(What you will do): Look through the records below and collect all lines that hold the string "name".

(Records shown):

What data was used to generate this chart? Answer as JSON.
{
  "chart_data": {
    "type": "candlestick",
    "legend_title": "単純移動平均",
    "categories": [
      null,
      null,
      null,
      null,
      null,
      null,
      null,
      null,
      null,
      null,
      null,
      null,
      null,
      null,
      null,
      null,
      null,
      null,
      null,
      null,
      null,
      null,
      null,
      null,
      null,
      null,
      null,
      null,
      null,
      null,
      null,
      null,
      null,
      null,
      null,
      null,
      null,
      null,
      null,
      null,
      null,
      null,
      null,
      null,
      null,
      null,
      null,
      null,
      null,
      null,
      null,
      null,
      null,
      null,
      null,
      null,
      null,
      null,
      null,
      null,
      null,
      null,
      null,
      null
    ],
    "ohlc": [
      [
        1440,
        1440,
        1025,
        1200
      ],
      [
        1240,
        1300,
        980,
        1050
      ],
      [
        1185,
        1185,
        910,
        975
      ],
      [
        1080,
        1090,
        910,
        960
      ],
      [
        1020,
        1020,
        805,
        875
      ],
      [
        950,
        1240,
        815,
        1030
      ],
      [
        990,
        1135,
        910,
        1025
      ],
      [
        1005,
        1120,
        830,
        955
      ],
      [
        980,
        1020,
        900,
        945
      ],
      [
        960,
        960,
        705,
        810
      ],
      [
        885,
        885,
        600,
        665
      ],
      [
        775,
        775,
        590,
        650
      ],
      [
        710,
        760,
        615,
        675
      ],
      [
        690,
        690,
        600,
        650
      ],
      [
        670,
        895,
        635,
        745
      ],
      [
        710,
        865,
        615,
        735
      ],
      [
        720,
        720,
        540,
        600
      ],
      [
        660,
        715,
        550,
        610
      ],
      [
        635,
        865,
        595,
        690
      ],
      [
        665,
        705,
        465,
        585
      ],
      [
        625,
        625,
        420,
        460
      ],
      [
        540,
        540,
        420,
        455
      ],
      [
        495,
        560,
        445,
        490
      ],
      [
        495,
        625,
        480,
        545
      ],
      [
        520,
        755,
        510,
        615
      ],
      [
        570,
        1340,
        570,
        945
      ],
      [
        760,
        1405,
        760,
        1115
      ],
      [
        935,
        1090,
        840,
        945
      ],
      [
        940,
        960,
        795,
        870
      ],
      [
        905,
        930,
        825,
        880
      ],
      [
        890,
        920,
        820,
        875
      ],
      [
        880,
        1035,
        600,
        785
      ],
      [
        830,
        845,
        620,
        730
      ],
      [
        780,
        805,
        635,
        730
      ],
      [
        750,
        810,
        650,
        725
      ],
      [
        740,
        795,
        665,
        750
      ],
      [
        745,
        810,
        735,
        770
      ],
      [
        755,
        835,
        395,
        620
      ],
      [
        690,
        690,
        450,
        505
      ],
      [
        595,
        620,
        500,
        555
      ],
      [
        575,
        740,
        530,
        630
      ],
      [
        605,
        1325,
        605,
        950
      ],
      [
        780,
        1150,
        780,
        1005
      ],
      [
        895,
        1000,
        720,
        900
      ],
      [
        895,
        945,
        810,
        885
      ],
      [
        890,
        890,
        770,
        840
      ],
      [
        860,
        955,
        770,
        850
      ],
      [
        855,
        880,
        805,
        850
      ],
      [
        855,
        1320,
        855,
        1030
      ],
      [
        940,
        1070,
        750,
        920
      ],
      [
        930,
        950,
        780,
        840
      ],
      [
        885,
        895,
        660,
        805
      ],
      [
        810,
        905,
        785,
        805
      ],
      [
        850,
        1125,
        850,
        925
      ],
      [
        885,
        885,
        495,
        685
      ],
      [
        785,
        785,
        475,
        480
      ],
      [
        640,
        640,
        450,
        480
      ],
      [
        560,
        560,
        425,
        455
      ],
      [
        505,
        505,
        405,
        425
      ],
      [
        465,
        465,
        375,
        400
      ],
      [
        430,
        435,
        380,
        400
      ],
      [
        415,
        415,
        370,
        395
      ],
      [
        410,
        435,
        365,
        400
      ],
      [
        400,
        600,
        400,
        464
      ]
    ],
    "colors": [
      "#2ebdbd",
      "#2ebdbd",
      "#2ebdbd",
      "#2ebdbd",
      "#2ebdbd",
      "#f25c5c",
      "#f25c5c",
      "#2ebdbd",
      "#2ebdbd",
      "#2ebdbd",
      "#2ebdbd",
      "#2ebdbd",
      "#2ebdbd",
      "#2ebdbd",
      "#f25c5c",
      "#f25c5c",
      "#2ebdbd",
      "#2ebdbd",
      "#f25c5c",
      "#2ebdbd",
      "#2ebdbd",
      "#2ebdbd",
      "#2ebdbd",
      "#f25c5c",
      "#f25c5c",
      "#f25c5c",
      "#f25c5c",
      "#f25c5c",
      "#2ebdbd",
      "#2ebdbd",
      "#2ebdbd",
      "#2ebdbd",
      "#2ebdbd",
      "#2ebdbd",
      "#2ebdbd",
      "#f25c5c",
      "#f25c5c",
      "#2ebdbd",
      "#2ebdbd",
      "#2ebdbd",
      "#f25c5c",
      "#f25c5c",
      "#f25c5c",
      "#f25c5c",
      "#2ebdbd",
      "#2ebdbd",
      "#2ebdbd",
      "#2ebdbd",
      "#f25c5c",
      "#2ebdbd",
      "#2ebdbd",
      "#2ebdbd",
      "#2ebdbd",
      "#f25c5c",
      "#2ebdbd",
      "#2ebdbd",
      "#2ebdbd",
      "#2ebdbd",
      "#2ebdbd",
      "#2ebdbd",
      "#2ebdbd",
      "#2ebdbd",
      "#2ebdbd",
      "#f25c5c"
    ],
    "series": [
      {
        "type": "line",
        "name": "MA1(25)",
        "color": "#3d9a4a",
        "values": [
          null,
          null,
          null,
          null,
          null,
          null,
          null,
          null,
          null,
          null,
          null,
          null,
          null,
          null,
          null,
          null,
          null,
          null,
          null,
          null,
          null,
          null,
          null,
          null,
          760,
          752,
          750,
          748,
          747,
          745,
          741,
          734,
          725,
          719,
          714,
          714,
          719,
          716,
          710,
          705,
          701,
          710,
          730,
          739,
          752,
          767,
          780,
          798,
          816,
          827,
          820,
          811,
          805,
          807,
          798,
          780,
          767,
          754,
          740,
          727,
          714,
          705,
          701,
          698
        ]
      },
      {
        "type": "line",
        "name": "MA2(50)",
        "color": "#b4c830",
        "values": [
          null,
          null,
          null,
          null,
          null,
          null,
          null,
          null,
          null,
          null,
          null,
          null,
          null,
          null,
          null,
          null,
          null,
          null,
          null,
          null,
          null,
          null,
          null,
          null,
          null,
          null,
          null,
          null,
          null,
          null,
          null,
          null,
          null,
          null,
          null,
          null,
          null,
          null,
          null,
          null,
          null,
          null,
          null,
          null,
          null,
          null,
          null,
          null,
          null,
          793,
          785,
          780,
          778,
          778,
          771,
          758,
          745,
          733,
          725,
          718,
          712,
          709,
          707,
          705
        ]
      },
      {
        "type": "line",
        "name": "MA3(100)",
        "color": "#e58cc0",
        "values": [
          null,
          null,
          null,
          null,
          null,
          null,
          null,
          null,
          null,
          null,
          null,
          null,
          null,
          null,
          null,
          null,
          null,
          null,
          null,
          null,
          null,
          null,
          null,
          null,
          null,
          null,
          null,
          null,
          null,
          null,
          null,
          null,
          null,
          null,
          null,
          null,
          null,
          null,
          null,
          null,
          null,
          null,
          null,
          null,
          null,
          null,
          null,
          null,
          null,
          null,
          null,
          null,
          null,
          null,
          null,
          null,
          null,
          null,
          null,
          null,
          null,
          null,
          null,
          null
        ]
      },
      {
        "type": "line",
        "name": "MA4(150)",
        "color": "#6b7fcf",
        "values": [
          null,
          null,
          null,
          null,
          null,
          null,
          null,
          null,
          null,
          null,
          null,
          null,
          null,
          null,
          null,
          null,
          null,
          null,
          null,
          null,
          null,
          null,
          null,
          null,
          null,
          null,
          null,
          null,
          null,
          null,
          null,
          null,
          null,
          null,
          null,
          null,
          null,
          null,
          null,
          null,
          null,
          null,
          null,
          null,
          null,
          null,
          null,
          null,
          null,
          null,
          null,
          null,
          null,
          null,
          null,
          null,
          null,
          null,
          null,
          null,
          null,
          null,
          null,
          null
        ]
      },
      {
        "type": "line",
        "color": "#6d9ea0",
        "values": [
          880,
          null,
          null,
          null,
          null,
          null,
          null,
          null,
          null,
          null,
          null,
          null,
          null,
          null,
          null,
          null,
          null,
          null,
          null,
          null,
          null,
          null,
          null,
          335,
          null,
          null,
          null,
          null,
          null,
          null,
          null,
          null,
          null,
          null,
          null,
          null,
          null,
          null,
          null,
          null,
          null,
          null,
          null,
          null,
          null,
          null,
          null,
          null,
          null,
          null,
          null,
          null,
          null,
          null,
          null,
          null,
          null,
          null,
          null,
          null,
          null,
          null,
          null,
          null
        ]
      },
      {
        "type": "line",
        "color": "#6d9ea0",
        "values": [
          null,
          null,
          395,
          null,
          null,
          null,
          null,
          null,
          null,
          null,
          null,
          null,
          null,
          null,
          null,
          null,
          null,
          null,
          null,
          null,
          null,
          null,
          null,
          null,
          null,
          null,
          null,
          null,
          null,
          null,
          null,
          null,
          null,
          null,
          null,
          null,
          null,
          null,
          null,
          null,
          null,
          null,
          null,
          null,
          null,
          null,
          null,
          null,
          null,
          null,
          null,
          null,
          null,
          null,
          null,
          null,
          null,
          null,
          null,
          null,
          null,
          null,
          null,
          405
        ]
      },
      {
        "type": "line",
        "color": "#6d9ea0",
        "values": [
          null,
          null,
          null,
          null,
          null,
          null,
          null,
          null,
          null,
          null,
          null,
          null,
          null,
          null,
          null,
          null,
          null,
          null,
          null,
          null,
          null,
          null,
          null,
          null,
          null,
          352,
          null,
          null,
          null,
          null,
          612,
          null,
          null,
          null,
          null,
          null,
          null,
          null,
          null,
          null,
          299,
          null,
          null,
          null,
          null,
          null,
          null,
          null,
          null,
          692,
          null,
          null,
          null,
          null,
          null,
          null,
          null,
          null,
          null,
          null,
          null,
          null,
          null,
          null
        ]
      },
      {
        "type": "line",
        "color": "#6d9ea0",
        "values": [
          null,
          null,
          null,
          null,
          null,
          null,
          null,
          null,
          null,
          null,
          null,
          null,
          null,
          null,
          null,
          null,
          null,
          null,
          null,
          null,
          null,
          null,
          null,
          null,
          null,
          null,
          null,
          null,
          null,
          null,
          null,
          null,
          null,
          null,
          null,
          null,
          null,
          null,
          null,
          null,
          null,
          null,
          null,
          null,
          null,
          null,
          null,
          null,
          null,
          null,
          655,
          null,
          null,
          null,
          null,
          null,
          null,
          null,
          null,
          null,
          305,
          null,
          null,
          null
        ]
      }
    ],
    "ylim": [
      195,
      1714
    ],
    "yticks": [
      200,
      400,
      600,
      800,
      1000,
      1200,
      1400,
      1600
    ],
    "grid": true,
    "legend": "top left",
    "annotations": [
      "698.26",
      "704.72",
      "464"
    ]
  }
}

(Correct output):
        "name": "MA1(25)",
        "name": "MA2(50)",
        "name": "MA3(100)",
        "name": "MA4(150)",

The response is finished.